-- Written problem --
Output all the material that follows, exactly as given.

Stored records:
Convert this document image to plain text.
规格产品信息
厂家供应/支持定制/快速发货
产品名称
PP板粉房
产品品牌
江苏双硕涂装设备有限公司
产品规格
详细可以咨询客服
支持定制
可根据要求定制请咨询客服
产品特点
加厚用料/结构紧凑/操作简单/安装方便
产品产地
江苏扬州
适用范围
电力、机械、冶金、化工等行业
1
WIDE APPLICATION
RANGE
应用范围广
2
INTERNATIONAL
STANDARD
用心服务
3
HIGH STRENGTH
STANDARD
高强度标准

-- Result of this exercise --
Convert this document image to plain text.
规格产品信息
厂家供应/支持定制/快速发货
产品名称
PP板粉房
产品品牌
江苏双硕涂装设备有限公司
产品规格
详细可以咨询客服
支持定制
可根据要求定制请咨询客服
产品特点
加厚用料/结构紧凑/操作简单/安装方便
产品产地
江苏扬州
适用范围
电力、机械、冶金、化工等行业
1
WIDE APPLICATION
RANGE
应用范围广
2
INTERNATIONAL
STANDARD
用心服务
3
HIGH STRENGTH
STANDARD
高强度标准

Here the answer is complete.